## AIM
The records that follow are to be repeated without alteration.

[Records]
════════════════════

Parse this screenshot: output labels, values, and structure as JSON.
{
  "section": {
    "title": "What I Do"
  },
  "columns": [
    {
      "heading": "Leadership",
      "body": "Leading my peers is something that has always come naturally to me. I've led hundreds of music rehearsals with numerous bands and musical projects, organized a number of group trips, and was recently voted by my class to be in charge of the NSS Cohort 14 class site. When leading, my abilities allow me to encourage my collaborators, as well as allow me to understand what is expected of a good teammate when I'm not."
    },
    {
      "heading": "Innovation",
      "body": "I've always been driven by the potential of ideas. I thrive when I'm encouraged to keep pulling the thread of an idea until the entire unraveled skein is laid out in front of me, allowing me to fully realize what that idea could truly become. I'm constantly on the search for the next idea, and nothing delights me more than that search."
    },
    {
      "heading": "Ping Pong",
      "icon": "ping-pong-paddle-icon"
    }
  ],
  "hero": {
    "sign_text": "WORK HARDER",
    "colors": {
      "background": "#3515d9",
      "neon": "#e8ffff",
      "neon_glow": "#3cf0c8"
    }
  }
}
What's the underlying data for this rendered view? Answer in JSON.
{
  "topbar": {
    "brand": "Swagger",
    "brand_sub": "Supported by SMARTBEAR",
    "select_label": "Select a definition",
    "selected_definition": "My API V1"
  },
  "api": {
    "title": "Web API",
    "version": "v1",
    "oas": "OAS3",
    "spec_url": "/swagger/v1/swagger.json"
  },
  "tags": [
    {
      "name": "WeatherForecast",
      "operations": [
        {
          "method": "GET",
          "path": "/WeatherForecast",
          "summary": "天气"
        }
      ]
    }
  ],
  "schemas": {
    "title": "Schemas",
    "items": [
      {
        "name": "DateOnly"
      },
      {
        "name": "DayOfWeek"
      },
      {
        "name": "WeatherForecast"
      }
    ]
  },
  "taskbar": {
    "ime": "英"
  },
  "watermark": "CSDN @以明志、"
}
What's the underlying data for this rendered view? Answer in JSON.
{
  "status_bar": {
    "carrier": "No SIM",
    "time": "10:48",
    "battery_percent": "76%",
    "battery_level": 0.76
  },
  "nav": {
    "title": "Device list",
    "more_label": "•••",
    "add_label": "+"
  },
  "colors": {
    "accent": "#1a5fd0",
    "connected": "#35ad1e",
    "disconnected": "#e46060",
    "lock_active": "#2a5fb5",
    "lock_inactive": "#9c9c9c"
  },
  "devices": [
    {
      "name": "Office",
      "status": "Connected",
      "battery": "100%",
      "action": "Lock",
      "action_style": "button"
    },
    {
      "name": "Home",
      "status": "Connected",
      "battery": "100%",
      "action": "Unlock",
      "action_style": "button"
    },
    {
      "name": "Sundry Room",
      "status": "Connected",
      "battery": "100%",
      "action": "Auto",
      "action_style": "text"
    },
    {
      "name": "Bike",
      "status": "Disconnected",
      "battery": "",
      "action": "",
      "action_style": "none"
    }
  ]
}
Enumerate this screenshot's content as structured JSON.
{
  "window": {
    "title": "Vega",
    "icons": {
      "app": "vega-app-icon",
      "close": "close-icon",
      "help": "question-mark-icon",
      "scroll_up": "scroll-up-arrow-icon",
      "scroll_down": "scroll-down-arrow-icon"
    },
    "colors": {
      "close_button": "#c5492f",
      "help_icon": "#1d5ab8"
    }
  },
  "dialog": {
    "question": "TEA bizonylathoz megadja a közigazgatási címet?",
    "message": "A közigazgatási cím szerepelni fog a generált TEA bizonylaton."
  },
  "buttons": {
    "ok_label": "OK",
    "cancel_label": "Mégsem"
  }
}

════════════════════

## FULL RESPONSE
Parse this screenshot: output labels, values, and structure as JSON.
{
  "section": {
    "title": "What I Do"
  },
  "columns": [
    {
      "heading": "Leadership",
      "body": "Leading my peers is something that has always come naturally to me. I've led hundreds of music rehearsals with numerous bands and musical projects, organized a number of group trips, and was recently voted by my class to be in charge of the NSS Cohort 14 class site. When leading, my abilities allow me to encourage my collaborators, as well as allow me to understand what is expected of a good teammate when I'm not."
    },
    {
      "heading": "Innovation",
      "body": "I've always been driven by the potential of ideas. I thrive when I'm encouraged to keep pulling the thread of an idea until the entire unraveled skein is laid out in front of me, allowing me to fully realize what that idea could truly become. I'm constantly on the search for the next idea, and nothing delights me more than that search."
    },
    {
      "heading": "Ping Pong",
      "icon": "ping-pong-paddle-icon"
    }
  ],
  "hero": {
    "sign_text": "WORK HARDER",
    "colors": {
      "background": "#3515d9",
      "neon": "#e8ffff",
      "neon_glow": "#3cf0c8"
    }
  }
}
What's the underlying data for this rendered view? Answer in JSON.
{
  "topbar": {
    "brand": "Swagger",
    "brand_sub": "Supported by SMARTBEAR",
    "select_label": "Select a definition",
    "selected_definition": "My API V1"
  },
  "api": {
    "title": "Web API",
    "version": "v1",
    "oas": "OAS3",
    "spec_url": "/swagger/v1/swagger.json"
  },
  "tags": [
    {
      "name": "WeatherForecast",
      "operations": [
        {
          "method": "GET",
          "path": "/WeatherForecast",
          "summary": "天气"
        }
      ]
    }
  ],
  "schemas": {
    "title": "Schemas",
    "items": [
      {
        "name": "DateOnly"
      },
      {
        "name": "DayOfWeek"
      },
      {
        "name": "WeatherForecast"
      }
    ]
  },
  "taskbar": {
    "ime": "英"
  },
  "watermark": "CSDN @以明志、"
}
What's the underlying data for this rendered view? Answer in JSON.
{
  "status_bar": {
    "carrier": "No SIM",
    "time": "10:48",
    "battery_percent": "76%",
    "battery_level": 0.76
  },
  "nav": {
    "title": "Device list",
    "more_label": "•••",
    "add_label": "+"
  },
  "colors": {
    "accent": "#1a5fd0",
    "connected": "#35ad1e",
    "disconnected": "#e46060",
    "lock_active": "#2a5fb5",
    "lock_inactive": "#9c9c9c"
  },
  "devices": [
    {
      "name": "Office",
      "status": "Connected",
      "battery": "100%",
      "action": "Lock",
      "action_style": "button"
    },
    {
      "name": "Home",
      "status": "Connected",
      "battery": "100%",
      "action": "Unlock",
      "action_style": "button"
    },
    {
      "name": "Sundry Room",
      "status": "Connected",
      "battery": "100%",
      "action": "Auto",
      "action_style": "text"
    },
    {
      "name": "Bike",
      "status": "Disconnected",
      "battery": "",
      "action": "",
      "action_style": "none"
    }
  ]
}
Enumerate this screenshot's content as structured JSON.
{
  "window": {
    "title": "Vega",
    "icons": {
      "app": "vega-app-icon",
      "close": "close-icon",
      "help": "question-mark-icon",
      "scroll_up": "scroll-up-arrow-icon",
      "scroll_down": "scroll-down-arrow-icon"
    },
    "colors": {
      "close_button": "#c5492f",
      "help_icon": "#1d5ab8"
    }
  },
  "dialog": {
    "question": "TEA bizonylathoz megadja a közigazgatási címet?",
    "message": "A közigazgatási cím szerepelni fog a generált TEA bizonylaton."
  },
  "buttons": {
    "ok_label": "OK",
    "cancel_label": "Mégsem"
  }
}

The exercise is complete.